* START Material shown *

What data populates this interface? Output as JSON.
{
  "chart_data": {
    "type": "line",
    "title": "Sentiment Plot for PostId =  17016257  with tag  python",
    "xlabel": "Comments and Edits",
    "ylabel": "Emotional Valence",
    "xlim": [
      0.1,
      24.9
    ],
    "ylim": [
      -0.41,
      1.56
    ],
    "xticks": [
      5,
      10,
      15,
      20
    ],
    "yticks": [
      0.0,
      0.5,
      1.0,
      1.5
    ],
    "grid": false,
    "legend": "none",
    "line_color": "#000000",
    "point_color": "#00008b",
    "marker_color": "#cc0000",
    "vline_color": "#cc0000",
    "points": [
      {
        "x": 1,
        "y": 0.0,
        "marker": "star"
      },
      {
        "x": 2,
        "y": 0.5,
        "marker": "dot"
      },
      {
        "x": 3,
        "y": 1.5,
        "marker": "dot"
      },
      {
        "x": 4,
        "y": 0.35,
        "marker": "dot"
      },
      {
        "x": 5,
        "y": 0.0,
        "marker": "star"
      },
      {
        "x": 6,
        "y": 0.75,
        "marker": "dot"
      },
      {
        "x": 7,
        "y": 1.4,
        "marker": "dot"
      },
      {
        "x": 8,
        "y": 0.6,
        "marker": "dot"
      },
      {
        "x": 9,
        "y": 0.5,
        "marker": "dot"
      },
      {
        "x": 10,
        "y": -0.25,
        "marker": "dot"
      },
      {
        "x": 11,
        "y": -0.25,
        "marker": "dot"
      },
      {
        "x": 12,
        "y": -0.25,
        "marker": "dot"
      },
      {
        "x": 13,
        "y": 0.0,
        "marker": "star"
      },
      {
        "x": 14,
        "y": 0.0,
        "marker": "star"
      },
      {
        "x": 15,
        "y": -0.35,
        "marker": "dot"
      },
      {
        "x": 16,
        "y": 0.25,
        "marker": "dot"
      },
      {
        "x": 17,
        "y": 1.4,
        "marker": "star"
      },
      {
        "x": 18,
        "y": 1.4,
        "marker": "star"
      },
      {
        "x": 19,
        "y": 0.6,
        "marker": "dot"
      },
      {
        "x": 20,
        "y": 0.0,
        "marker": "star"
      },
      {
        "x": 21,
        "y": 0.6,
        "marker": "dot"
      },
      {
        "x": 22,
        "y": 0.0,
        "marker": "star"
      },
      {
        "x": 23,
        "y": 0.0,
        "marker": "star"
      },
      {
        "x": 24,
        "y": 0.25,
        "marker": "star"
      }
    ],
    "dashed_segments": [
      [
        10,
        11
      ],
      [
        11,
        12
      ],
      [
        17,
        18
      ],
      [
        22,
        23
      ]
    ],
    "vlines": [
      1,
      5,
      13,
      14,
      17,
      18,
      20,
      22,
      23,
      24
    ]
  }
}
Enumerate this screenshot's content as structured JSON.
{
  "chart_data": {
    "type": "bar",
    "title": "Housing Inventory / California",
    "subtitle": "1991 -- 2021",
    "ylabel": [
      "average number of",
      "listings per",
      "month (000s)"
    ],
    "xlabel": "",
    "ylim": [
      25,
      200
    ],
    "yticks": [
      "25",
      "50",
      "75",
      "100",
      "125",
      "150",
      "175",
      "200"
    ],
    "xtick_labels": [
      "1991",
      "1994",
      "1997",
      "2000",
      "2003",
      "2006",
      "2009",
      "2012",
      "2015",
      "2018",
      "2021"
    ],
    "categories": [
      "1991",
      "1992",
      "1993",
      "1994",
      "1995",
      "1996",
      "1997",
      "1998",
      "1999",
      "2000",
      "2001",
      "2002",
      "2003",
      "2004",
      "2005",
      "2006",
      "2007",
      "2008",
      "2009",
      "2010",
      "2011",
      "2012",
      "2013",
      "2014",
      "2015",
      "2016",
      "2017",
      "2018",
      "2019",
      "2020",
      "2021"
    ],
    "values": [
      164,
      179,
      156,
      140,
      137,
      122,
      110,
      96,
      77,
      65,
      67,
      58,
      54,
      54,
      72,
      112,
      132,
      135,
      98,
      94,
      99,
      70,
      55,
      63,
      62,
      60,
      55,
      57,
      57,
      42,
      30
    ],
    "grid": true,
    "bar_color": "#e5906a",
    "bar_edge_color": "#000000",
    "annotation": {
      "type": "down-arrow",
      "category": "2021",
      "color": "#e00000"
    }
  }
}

* END Material shown *

Quote the data above in full, changing nothing.

Exercise answer »
What data populates this interface? Output as JSON.
{
  "chart_data": {
    "type": "line",
    "title": "Sentiment Plot for PostId =  17016257  with tag  python",
    "xlabel": "Comments and Edits",
    "ylabel": "Emotional Valence",
    "xlim": [
      0.1,
      24.9
    ],
    "ylim": [
      -0.41,
      1.56
    ],
    "xticks": [
      5,
      10,
      15,
      20
    ],
    "yticks": [
      0.0,
      0.5,
      1.0,
      1.5
    ],
    "grid": false,
    "legend": "none",
    "line_color": "#000000",
    "point_color": "#00008b",
    "marker_color": "#cc0000",
    "vline_color": "#cc0000",
    "points": [
      {
        "x": 1,
        "y": 0.0,
        "marker": "star"
      },
      {
        "x": 2,
        "y": 0.5,
        "marker": "dot"
      },
      {
        "x": 3,
        "y": 1.5,
        "marker": "dot"
      },
      {
        "x": 4,
        "y": 0.35,
        "marker": "dot"
      },
      {
        "x": 5,
        "y": 0.0,
        "marker": "star"
      },
      {
        "x": 6,
        "y": 0.75,
        "marker": "dot"
      },
      {
        "x": 7,
        "y": 1.4,
        "marker": "dot"
      },
      {
        "x": 8,
        "y": 0.6,
        "marker": "dot"
      },
      {
        "x": 9,
        "y": 0.5,
        "marker": "dot"
      },
      {
        "x": 10,
        "y": -0.25,
        "marker": "dot"
      },
      {
        "x": 11,
        "y": -0.25,
        "marker": "dot"
      },
      {
        "x": 12,
        "y": -0.25,
        "marker": "dot"
      },
      {
        "x": 13,
        "y": 0.0,
        "marker": "star"
      },
      {
        "x": 14,
        "y": 0.0,
        "marker": "star"
      },
      {
        "x": 15,
        "y": -0.35,
        "marker": "dot"
      },
      {
        "x": 16,
        "y": 0.25,
        "marker": "dot"
      },
      {
        "x": 17,
        "y": 1.4,
        "marker": "star"
      },
      {
        "x": 18,
        "y": 1.4,
        "marker": "star"
      },
      {
        "x": 19,
        "y": 0.6,
        "marker": "dot"
      },
      {
        "x": 20,
        "y": 0.0,
        "marker": "star"
      },
      {
        "x": 21,
        "y": 0.6,
        "marker": "dot"
      },
      {
        "x": 22,
        "y": 0.0,
        "marker": "star"
      },
      {
        "x": 23,
        "y": 0.0,
        "marker": "star"
      },
      {
        "x": 24,
        "y": 0.25,
        "marker": "star"
      }
    ],
    "dashed_segments": [
      [
        10,
        11
      ],
      [
        11,
        12
      ],
      [
        17,
        18
      ],
      [
        22,
        23
      ]
    ],
    "vlines": [
      1,
      5,
      13,
      14,
      17,
      18,
      20,
      22,
      23,
      24
    ]
  }
}
Enumerate this screenshot's content as structured JSON.
{
  "chart_data": {
    "type": "bar",
    "title": "Housing Inventory / California",
    "subtitle": "1991 -- 2021",
    "ylabel": [
      "average number of",
      "listings per",
      "month (000s)"
    ],
    "xlabel": "",
    "ylim": [
      25,
      200
    ],
    "yticks": [
      "25",
      "50",
      "75",
      "100",
      "125",
      "150",
      "175",
      "200"
    ],
    "xtick_labels": [
      "1991",
      "1994",
      "1997",
      "2000",
      "2003",
      "2006",
      "2009",
      "2012",
      "2015",
      "2018",
      "2021"
    ],
    "categories": [
      "1991",
      "1992",
      "1993",
      "1994",
      "1995",
      "1996",
      "1997",
      "1998",
      "1999",
      "2000",
      "2001",
      "2002",
      "2003",
      "2004",
      "2005",
      "2006",
      "2007",
      "2008",
      "2009",
      "2010",
      "2011",
      "2012",
      "2013",
      "2014",
      "2015",
      "2016",
      "2017",
      "2018",
      "2019",
      "2020",
      "2021"
    ],
    "values": [
      164,
      179,
      156,
      140,
      137,
      122,
      110,
      96,
      77,
      65,
      67,
      58,
      54,
      54,
      72,
      112,
      132,
      135,
      98,
      94,
      99,
      70,
      55,
      63,
      62,
      60,
      55,
      57,
      57,
      42,
      30
    ],
    "grid": true,
    "bar_color": "#e5906a",
    "bar_edge_color": "#000000",
    "annotation": {
      "type": "down-arrow",
      "category": "2021",
      "color": "#e00000"
    }
  }
}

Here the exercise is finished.